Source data

◆ ◆ ◆ ◆

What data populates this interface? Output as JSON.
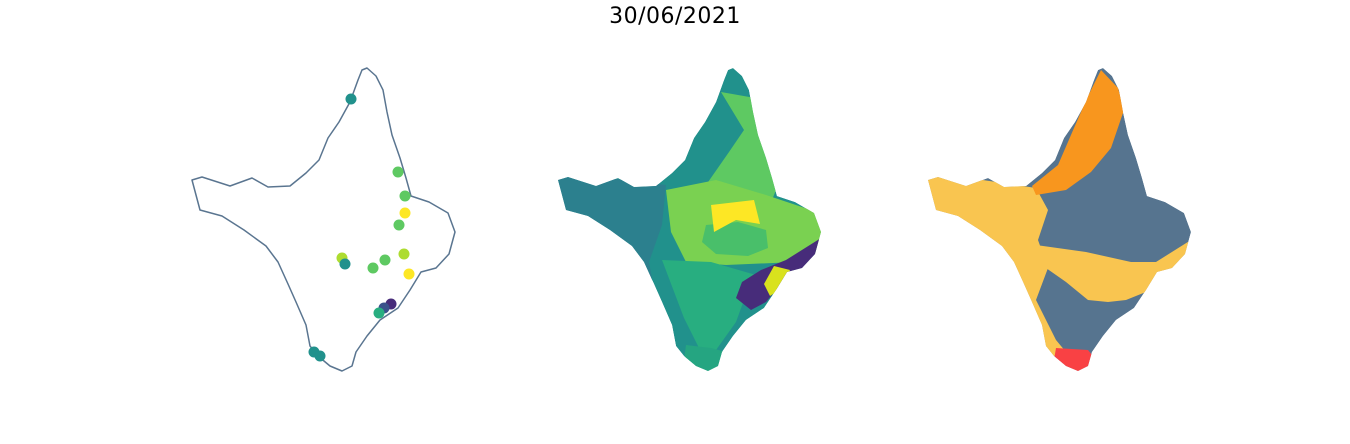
{
  "title": "30/06/2021",
  "colors": {
    "outline": "#5a7590",
    "viridis": [
      "#440154",
      "#472c7a",
      "#3b528b",
      "#2c728e",
      "#21918c",
      "#28ae80",
      "#5ec962",
      "#addc30",
      "#fde725"
    ],
    "categories": {
      "gray_blue": "#56748f",
      "light_orange": "#f9c550",
      "orange": "#f8961e",
      "red": "#f94144"
    }
  },
  "panels": [
    {
      "name": "station-points-map",
      "points": [
        {
          "name": "p1",
          "color_index": 4
        },
        {
          "name": "p2",
          "color_index": 6
        },
        {
          "name": "p3",
          "color_index": 6
        },
        {
          "name": "p4",
          "color_index": 8
        },
        {
          "name": "p5",
          "color_index": 6
        },
        {
          "name": "p6",
          "color_index": 7
        },
        {
          "name": "p7",
          "color_index": 4
        },
        {
          "name": "p8",
          "color_index": 6
        },
        {
          "name": "p9",
          "color_index": 6
        },
        {
          "name": "p10",
          "color_index": 7
        },
        {
          "name": "p11",
          "color_index": 8
        },
        {
          "name": "p12",
          "color_index": 1
        },
        {
          "name": "p13",
          "color_index": 2
        },
        {
          "name": "p14",
          "color_index": 5
        },
        {
          "name": "p15",
          "color_index": 4
        },
        {
          "name": "p16",
          "color_index": 4
        }
      ]
    },
    {
      "name": "interpolated-regions-map"
    },
    {
      "name": "category-regions-map"
    }
  ]
}
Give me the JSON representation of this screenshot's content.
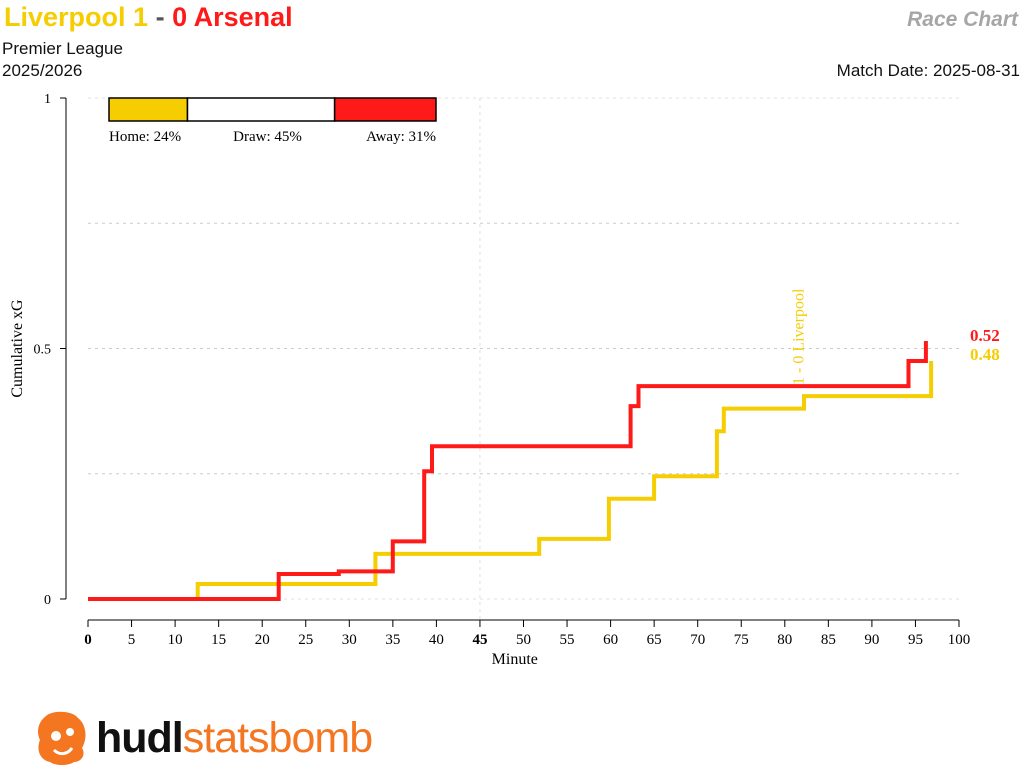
{
  "header": {
    "home_team": "Liverpool",
    "home_score": "1",
    "separator": " - ",
    "away_score": "0",
    "away_team": "Arsenal",
    "competition": "Premier League",
    "season": "2025/2026",
    "chart_label": "Race Chart",
    "match_date": "Match Date: 2025-08-31"
  },
  "colors": {
    "home": "#f5cd00",
    "away": "#ff1a1a",
    "grid": "#cccccc",
    "logo": "#f47621"
  },
  "probabilities": {
    "home": {
      "label": "Home: 24%",
      "value": 0.24
    },
    "draw": {
      "label": "Draw: 45%",
      "value": 0.45
    },
    "away": {
      "label": "Away: 31%",
      "value": 0.31
    }
  },
  "chart_data": {
    "type": "line",
    "step": true,
    "xlabel": "Minute",
    "ylabel": "Cumulative xG",
    "xlim": [
      0,
      100
    ],
    "ylim": [
      0,
      1
    ],
    "x_ticks": [
      "0",
      "5",
      "10",
      "15",
      "20",
      "25",
      "30",
      "35",
      "40",
      "45",
      "50",
      "55",
      "60",
      "65",
      "70",
      "75",
      "80",
      "85",
      "90",
      "95",
      "100"
    ],
    "y_ticks": [
      "0",
      "0.5",
      "1"
    ],
    "grid": true,
    "series": [
      {
        "name": "Liverpool",
        "side": "home",
        "final_label": "0.48",
        "points": [
          [
            0,
            0
          ],
          [
            12.6,
            0
          ],
          [
            12.6,
            0.03
          ],
          [
            33,
            0.03
          ],
          [
            33,
            0.09
          ],
          [
            51.8,
            0.09
          ],
          [
            51.8,
            0.12
          ],
          [
            59.8,
            0.12
          ],
          [
            59.8,
            0.2
          ],
          [
            65,
            0.2
          ],
          [
            65,
            0.245
          ],
          [
            72.2,
            0.245
          ],
          [
            72.2,
            0.335
          ],
          [
            73,
            0.335
          ],
          [
            73,
            0.38
          ],
          [
            82.2,
            0.38
          ],
          [
            82.2,
            0.405
          ],
          [
            96.8,
            0.405
          ],
          [
            96.8,
            0.475
          ]
        ]
      },
      {
        "name": "Arsenal",
        "side": "away",
        "final_label": "0.52",
        "points": [
          [
            0,
            0
          ],
          [
            21.9,
            0
          ],
          [
            21.9,
            0.05
          ],
          [
            28.8,
            0.05
          ],
          [
            28.8,
            0.055
          ],
          [
            35,
            0.055
          ],
          [
            35,
            0.115
          ],
          [
            38.6,
            0.115
          ],
          [
            38.6,
            0.255
          ],
          [
            39.5,
            0.255
          ],
          [
            39.5,
            0.305
          ],
          [
            62.3,
            0.305
          ],
          [
            62.3,
            0.385
          ],
          [
            63.2,
            0.385
          ],
          [
            63.2,
            0.425
          ],
          [
            94.2,
            0.425
          ],
          [
            94.2,
            0.475
          ],
          [
            96.2,
            0.475
          ],
          [
            96.2,
            0.515
          ]
        ]
      }
    ],
    "annotations": [
      {
        "text": "1 - 0 Liverpool",
        "x": 81,
        "side": "home"
      }
    ]
  },
  "logo": {
    "name_bold": "hudl",
    "name_light": "statsbomb"
  }
}
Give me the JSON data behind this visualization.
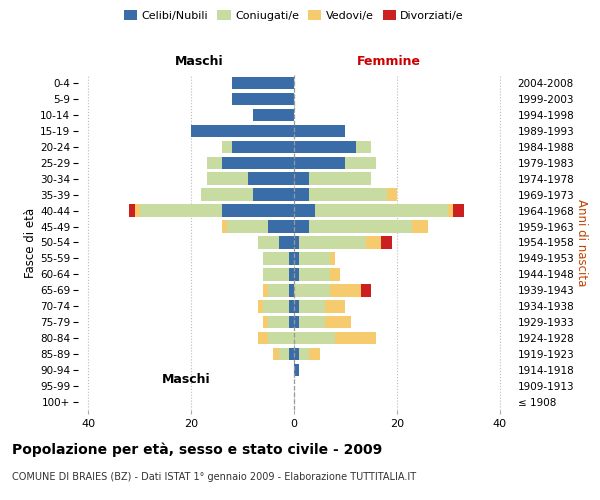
{
  "age_groups": [
    "100+",
    "95-99",
    "90-94",
    "85-89",
    "80-84",
    "75-79",
    "70-74",
    "65-69",
    "60-64",
    "55-59",
    "50-54",
    "45-49",
    "40-44",
    "35-39",
    "30-34",
    "25-29",
    "20-24",
    "15-19",
    "10-14",
    "5-9",
    "0-4"
  ],
  "birth_years": [
    "≤ 1908",
    "1909-1913",
    "1914-1918",
    "1919-1923",
    "1924-1928",
    "1929-1933",
    "1934-1938",
    "1939-1943",
    "1944-1948",
    "1949-1953",
    "1954-1958",
    "1959-1963",
    "1964-1968",
    "1969-1973",
    "1974-1978",
    "1979-1983",
    "1984-1988",
    "1989-1993",
    "1994-1998",
    "1999-2003",
    "2004-2008"
  ],
  "male": {
    "celibi": [
      0,
      0,
      0,
      1,
      0,
      1,
      1,
      1,
      1,
      1,
      3,
      5,
      14,
      8,
      9,
      14,
      12,
      20,
      8,
      12,
      12
    ],
    "coniugati": [
      0,
      0,
      0,
      2,
      5,
      4,
      5,
      4,
      5,
      5,
      4,
      8,
      16,
      10,
      8,
      3,
      2,
      0,
      0,
      0,
      0
    ],
    "vedovi": [
      0,
      0,
      0,
      1,
      2,
      1,
      1,
      1,
      0,
      0,
      0,
      1,
      1,
      0,
      0,
      0,
      0,
      0,
      0,
      0,
      0
    ],
    "divorziati": [
      0,
      0,
      0,
      0,
      0,
      0,
      0,
      0,
      0,
      0,
      0,
      0,
      1,
      0,
      0,
      0,
      0,
      0,
      0,
      0,
      0
    ]
  },
  "female": {
    "nubili": [
      0,
      0,
      1,
      1,
      0,
      1,
      1,
      0,
      1,
      1,
      1,
      3,
      4,
      3,
      3,
      10,
      12,
      10,
      0,
      0,
      0
    ],
    "coniugate": [
      0,
      0,
      0,
      2,
      8,
      5,
      5,
      7,
      6,
      6,
      13,
      20,
      26,
      15,
      12,
      6,
      3,
      0,
      0,
      0,
      0
    ],
    "vedove": [
      0,
      0,
      0,
      2,
      8,
      5,
      4,
      6,
      2,
      1,
      3,
      3,
      1,
      2,
      0,
      0,
      0,
      0,
      0,
      0,
      0
    ],
    "divorziate": [
      0,
      0,
      0,
      0,
      0,
      0,
      0,
      2,
      0,
      0,
      2,
      0,
      2,
      0,
      0,
      0,
      0,
      0,
      0,
      0,
      0
    ]
  },
  "colors": {
    "celibi": "#3a6da8",
    "coniugati": "#c8dba0",
    "vedovi": "#f6cb6e",
    "divorziati": "#cc2020"
  },
  "xlim": 42,
  "title": "Popolazione per età, sesso e stato civile - 2009",
  "subtitle": "COMUNE DI BRAIES (BZ) - Dati ISTAT 1° gennaio 2009 - Elaborazione TUTTITALIA.IT",
  "ylabel_left": "Fasce di età",
  "ylabel_right": "Anni di nascita",
  "xlabel_left": "Maschi",
  "xlabel_right": "Femmine",
  "bg_color": "#ffffff"
}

◆ ◆ ◆ ◆

Take every line from the data above that holds "this" and copy it out.

■ Written answer ■
What data populates this interface? Output as JSON.
Give me the JSON representation of this screenshot's content.
Give me the JSON data behind this visualization.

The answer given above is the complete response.